━━━━━ PASSAGE TO READ ━━━━━

Summary

The rapid expansion of data centers is emerging as a significant economic storyline of the AI era, according to Edward L. Shugrue III, Managing Director of RiverPark Funds. He believes that the implications of this may reach well beyond technology itself. In this context, Shugrue aims to illuminate how the physical infrastructure behind AI increasingly relies on sophisticated capital markets to keep pace with accelerating demand.
Shugrue’s extensive career spans commercial real estate investing, lending, and securitization. As a long-time portfolio manager in the commercial mortgage-backed securities (CMBS) market, he has long examined how capital moves into income-producing real assets and how those flows shift with market cycles. He says, “Capital markets show their true power when assets grow beyond what balance sheets alone can bear.

The U.S. data center storage market is projected to exceed $1 trillion by 2034, reflecting steady growth tied to cloud adoption and digital security requirements. Data center supply in major U.S. markets expanded by nearly 35% year-over-year in 2024, while vacancy rates fell below 2%.

━━━━━

**LIST OF TASKS:**
- a) Answer these questions from the summary:
(i) Of which firm is Edward L. Shugrue III the Managing Director?
(ii) In which market has he long worked as a portfolio manager?
(iii) What figure is the U.S. data center storage market projected to exceed by 2034?
- b) Rewrite the summary from "Shugrue’s extensive career" to "alone can bear.", substituting "fund manager" for "portfolio manager".
- c) Translate this sentence from the summary into Spanish: "Data center supply in major U.S. markets expanded by nearly 35% year-over-year in 2024, while vacancy rates fell below 2%."
The records are separate material and have no connection to the summary.

━━━━━ EXTRACTED INFORMATION ━━━━━

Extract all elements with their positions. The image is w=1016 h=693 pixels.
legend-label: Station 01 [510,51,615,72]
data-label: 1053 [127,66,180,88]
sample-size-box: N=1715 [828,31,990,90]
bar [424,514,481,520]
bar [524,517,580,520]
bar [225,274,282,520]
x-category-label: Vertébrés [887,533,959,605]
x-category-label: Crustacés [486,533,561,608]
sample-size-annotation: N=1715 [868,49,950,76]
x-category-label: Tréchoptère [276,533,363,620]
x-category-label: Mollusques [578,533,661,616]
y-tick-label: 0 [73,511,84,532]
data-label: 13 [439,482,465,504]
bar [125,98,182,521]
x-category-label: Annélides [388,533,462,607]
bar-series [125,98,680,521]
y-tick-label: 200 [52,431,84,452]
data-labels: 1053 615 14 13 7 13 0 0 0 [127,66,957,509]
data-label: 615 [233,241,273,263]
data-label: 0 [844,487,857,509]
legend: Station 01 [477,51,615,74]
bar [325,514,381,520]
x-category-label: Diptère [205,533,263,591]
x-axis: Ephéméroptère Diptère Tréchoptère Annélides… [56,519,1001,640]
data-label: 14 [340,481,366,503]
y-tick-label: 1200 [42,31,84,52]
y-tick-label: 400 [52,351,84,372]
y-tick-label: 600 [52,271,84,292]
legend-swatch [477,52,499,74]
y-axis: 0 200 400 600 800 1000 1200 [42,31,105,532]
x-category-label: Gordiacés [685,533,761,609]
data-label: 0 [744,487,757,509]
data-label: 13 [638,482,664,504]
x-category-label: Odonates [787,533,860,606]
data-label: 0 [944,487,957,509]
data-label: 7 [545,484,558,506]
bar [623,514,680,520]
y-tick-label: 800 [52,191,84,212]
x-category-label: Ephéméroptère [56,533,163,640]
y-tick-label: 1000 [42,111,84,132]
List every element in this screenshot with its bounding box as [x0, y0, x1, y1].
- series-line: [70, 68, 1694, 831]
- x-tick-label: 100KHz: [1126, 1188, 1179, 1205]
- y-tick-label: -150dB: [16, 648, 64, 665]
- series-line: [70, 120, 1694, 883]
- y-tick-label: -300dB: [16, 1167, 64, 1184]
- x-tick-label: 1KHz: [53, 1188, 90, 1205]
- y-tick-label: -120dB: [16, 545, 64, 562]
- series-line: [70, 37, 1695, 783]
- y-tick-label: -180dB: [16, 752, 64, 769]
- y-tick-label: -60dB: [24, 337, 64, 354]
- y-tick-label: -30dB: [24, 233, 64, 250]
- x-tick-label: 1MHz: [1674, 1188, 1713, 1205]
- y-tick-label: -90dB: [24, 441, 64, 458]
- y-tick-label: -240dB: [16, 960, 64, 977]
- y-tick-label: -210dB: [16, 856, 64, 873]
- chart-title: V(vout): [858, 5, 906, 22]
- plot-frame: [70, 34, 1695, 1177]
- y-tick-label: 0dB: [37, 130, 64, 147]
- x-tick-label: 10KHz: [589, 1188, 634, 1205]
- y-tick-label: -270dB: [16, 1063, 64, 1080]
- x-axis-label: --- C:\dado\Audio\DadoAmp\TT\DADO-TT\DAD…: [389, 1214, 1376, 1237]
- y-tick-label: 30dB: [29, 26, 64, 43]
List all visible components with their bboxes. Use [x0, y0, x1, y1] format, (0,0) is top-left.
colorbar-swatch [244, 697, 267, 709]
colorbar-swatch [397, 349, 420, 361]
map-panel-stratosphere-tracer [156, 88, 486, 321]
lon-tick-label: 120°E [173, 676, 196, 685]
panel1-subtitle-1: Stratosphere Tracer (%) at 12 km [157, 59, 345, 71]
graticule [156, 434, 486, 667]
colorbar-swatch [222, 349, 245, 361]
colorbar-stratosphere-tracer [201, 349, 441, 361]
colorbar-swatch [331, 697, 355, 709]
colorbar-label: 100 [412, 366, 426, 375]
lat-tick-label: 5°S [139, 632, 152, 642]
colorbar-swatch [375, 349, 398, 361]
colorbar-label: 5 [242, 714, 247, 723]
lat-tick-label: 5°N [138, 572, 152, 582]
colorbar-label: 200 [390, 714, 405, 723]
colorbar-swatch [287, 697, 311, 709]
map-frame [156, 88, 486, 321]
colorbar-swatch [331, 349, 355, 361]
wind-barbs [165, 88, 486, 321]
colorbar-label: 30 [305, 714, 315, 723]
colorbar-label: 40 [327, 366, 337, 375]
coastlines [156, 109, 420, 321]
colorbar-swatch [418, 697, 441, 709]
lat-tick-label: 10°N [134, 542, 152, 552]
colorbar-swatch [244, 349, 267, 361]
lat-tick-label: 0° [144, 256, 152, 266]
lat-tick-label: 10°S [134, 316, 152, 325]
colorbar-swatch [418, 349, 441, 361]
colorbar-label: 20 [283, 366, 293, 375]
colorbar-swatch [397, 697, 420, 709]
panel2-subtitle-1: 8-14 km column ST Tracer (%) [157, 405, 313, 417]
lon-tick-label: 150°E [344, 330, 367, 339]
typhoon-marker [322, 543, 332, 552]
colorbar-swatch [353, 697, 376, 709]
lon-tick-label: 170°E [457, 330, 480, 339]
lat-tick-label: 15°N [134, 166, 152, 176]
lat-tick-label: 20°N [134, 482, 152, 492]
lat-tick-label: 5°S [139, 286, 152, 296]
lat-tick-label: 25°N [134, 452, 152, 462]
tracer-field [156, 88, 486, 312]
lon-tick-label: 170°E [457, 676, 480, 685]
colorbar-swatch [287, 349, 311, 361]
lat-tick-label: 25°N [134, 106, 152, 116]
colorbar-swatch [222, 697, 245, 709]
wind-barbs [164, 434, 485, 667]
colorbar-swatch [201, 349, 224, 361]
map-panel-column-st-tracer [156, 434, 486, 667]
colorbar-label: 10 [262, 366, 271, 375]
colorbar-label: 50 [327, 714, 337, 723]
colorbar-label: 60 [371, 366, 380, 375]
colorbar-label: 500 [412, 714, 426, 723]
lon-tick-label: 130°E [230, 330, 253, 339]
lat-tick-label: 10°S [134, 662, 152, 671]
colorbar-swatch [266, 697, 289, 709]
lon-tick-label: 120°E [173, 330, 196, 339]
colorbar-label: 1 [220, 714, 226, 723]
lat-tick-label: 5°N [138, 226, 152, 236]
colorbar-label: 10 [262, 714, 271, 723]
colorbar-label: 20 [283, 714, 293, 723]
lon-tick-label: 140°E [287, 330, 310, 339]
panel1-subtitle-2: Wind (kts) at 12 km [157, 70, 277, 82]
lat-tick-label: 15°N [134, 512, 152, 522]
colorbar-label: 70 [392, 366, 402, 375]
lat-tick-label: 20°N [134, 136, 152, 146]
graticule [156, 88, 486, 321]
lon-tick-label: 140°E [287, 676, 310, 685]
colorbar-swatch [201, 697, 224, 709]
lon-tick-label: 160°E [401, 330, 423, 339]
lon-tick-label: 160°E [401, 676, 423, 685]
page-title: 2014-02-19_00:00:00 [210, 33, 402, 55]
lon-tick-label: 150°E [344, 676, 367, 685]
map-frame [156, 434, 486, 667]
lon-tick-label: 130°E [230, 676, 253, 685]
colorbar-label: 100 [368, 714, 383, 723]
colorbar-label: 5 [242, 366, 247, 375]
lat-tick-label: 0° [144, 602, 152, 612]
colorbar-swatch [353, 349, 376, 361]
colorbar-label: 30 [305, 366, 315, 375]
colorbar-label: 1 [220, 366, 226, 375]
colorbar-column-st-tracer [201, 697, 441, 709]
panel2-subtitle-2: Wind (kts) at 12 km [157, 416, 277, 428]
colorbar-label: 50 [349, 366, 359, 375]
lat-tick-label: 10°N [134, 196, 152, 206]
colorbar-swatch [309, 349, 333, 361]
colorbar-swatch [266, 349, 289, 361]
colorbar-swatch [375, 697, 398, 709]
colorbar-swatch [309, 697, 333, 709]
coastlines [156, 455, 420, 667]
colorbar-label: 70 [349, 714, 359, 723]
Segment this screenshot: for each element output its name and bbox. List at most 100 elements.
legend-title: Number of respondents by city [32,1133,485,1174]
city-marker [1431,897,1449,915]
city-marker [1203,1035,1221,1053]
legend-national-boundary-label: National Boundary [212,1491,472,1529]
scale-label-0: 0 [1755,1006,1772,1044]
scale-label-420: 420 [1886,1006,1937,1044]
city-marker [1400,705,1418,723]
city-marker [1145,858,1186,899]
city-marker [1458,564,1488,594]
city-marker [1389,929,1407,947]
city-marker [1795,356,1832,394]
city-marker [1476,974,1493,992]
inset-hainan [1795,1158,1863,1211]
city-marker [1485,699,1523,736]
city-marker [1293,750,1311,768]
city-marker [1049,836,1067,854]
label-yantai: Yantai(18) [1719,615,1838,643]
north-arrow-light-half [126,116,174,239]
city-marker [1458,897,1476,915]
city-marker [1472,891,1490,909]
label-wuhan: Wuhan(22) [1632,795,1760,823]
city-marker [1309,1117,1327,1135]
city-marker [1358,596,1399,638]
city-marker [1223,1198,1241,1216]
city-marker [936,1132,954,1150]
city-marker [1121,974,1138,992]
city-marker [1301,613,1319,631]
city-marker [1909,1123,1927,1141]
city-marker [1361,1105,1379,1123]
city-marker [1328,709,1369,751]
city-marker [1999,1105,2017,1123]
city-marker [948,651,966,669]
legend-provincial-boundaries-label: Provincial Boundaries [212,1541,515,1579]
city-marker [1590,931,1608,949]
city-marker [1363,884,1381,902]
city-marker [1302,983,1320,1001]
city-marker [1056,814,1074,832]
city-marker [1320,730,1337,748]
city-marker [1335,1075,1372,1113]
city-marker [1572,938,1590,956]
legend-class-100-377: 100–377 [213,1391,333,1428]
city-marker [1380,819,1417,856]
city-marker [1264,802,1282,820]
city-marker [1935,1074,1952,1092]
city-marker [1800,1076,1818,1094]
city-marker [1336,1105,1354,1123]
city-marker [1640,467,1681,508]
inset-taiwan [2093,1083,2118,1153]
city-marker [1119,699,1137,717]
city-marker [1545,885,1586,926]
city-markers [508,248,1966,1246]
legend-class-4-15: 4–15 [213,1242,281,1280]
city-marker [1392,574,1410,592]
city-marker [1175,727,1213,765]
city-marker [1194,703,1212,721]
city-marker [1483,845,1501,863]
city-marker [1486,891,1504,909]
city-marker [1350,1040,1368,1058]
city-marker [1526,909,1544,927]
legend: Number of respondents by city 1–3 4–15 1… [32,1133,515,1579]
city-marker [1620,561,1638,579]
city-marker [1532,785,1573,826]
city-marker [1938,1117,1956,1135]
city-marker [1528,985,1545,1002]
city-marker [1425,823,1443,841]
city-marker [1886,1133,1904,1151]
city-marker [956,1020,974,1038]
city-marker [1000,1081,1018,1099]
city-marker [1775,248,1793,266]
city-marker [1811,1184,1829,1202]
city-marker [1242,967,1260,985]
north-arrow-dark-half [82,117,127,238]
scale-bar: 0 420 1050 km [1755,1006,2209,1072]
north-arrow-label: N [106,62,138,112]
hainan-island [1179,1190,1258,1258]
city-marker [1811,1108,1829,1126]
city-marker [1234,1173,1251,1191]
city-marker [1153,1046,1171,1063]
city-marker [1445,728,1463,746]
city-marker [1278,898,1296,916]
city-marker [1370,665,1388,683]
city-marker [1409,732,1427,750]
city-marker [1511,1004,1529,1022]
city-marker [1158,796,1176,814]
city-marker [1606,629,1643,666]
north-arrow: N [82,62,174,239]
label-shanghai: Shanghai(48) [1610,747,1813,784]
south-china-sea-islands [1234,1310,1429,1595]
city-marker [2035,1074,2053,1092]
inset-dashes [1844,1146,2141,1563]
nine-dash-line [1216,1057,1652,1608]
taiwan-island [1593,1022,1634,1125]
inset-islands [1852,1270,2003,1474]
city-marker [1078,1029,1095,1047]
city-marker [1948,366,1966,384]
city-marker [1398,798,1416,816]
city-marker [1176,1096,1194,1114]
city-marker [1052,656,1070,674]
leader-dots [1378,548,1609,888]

━━━━━

**EXERCISE SOLUTIONS:**
- a)
(i) RiverPark Funds
(ii) The commercial mortgage-backed securities (CMBS) market
(iii) $1 trillion

- b)
Shugrue’s extensive career spans commercial real estate investing, lending, and securitization. As a long-time fund manager in the commercial mortgage-backed securities (CMBS) market, he has long examined how capital moves into income-producing real assets and how those flows shift with market cycles. He says, “Capital markets show their true power when assets grow beyond what balance sheets alone can bear.

- c) La oferta de centros de datos en los principales mercados de EE. UU. aumentó casi un 35 % interanual en 2024, mientras que las tasas de desocupación cayeron por debajo del 2 %.